### The exercise:
Go through the records and copy each line where the word "隧道与地下工程" occurs.

━━━━━━━━

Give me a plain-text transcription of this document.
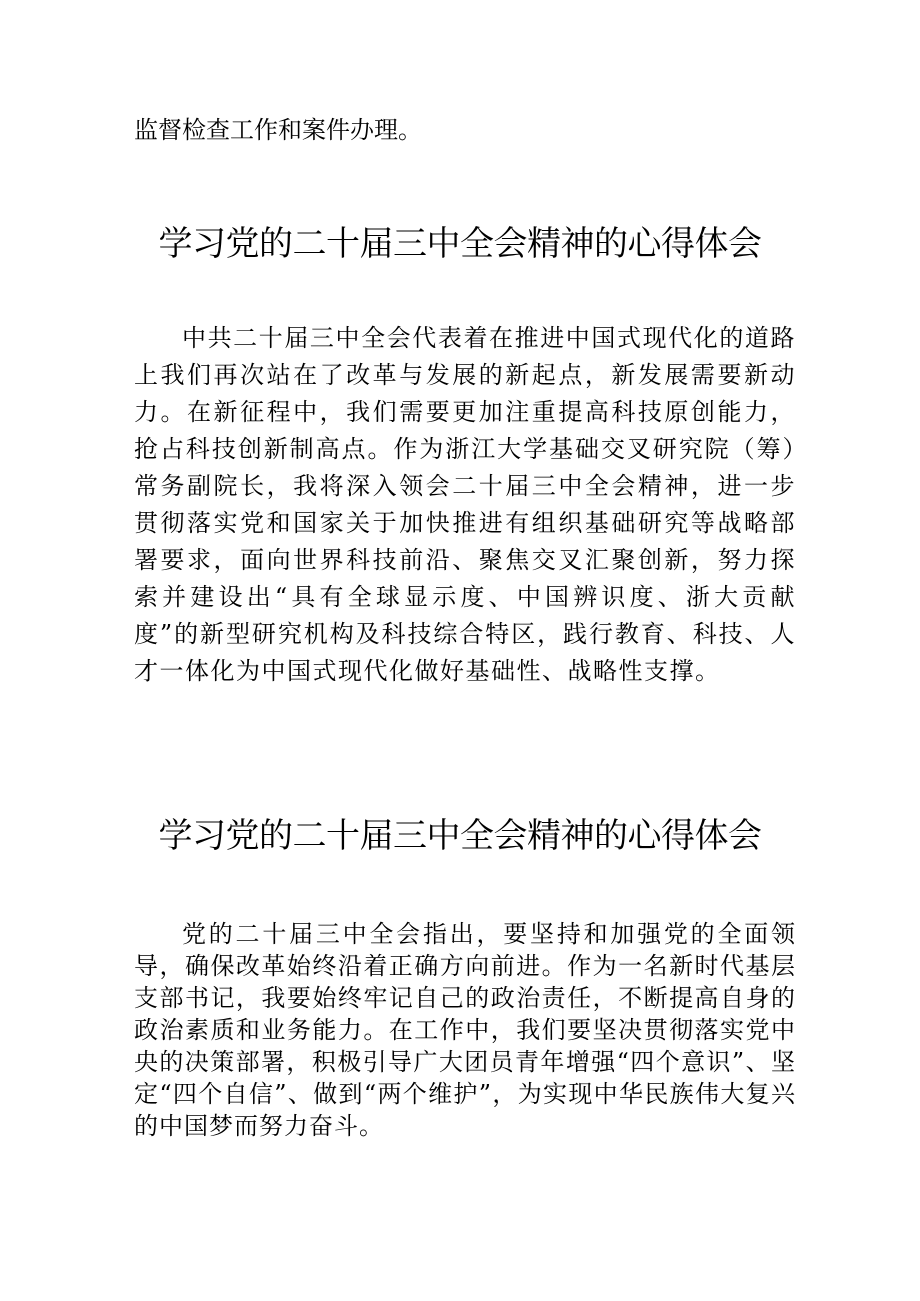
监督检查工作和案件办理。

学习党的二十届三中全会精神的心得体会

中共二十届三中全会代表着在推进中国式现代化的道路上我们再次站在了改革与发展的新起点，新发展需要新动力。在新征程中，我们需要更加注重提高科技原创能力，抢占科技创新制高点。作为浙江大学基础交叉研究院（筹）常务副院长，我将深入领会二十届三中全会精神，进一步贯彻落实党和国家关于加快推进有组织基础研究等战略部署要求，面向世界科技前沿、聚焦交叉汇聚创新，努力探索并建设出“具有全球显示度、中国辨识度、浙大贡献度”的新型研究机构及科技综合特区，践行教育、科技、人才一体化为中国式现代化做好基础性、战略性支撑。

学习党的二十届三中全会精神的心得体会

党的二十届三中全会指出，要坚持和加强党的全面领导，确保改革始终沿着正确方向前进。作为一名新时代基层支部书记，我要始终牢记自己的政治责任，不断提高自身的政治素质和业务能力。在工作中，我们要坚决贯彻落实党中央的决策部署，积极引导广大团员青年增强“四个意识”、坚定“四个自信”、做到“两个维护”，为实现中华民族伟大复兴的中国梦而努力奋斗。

━━━━━━━━

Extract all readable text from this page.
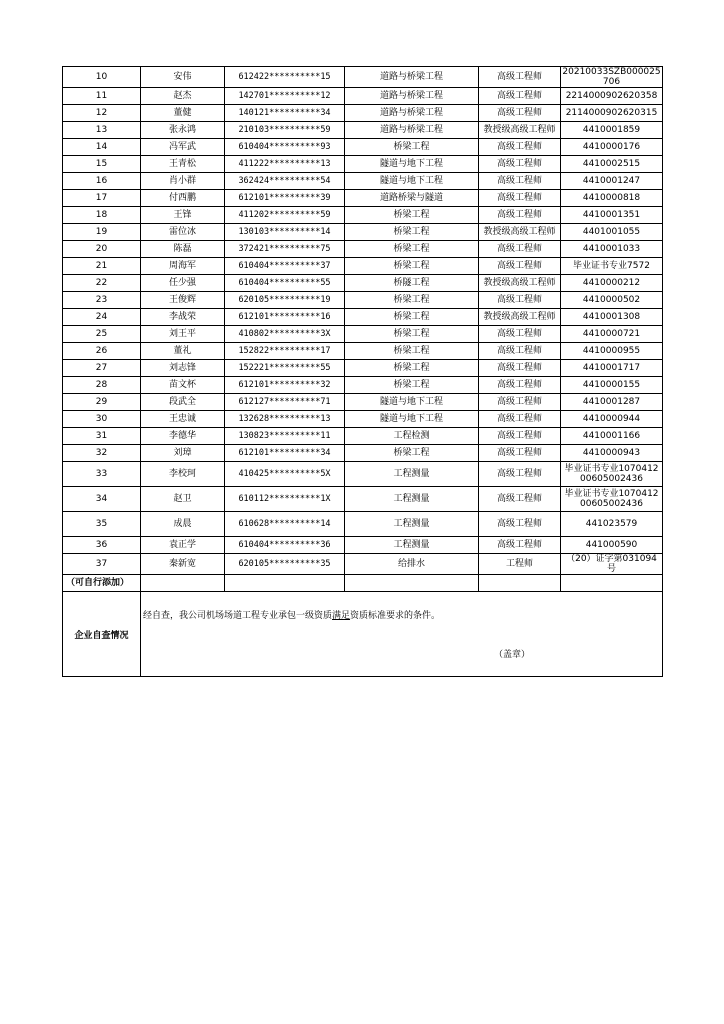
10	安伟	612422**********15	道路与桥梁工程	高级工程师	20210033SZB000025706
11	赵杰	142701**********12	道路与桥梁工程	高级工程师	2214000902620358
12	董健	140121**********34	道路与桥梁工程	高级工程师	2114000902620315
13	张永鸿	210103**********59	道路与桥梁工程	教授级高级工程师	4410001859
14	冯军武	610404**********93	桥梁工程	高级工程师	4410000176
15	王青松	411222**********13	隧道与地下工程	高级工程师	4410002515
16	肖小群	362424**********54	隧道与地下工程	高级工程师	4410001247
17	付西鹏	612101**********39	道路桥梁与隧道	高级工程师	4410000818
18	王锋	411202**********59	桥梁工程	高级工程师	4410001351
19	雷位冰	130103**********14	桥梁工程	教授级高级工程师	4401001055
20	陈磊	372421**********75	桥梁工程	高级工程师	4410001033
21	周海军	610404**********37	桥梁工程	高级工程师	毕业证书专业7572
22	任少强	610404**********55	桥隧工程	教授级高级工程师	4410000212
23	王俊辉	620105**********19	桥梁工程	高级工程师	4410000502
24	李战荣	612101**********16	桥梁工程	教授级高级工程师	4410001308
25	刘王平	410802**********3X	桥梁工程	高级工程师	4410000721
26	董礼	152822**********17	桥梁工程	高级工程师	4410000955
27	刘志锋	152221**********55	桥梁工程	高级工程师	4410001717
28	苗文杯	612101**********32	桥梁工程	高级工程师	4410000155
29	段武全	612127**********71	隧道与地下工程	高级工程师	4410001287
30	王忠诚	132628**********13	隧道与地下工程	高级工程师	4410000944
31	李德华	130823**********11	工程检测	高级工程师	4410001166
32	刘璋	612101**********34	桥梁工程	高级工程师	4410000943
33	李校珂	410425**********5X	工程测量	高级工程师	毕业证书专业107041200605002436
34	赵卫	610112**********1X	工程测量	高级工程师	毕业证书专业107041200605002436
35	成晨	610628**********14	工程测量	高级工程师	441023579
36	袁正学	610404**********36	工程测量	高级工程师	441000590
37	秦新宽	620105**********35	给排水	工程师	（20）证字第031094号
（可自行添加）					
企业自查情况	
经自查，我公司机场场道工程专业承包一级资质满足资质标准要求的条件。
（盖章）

━━━━━━━━

### Solution for this task:
15	王青松	411222**********13	隧道与地下工程	高级工程师	4410002515
16	肖小群	362424**********54	隧道与地下工程	高级工程师	4410001247
29	段武全	612127**********71	隧道与地下工程	高级工程师	4410001287
30	王忠诚	132628**********13	隧道与地下工程	高级工程师	4410000944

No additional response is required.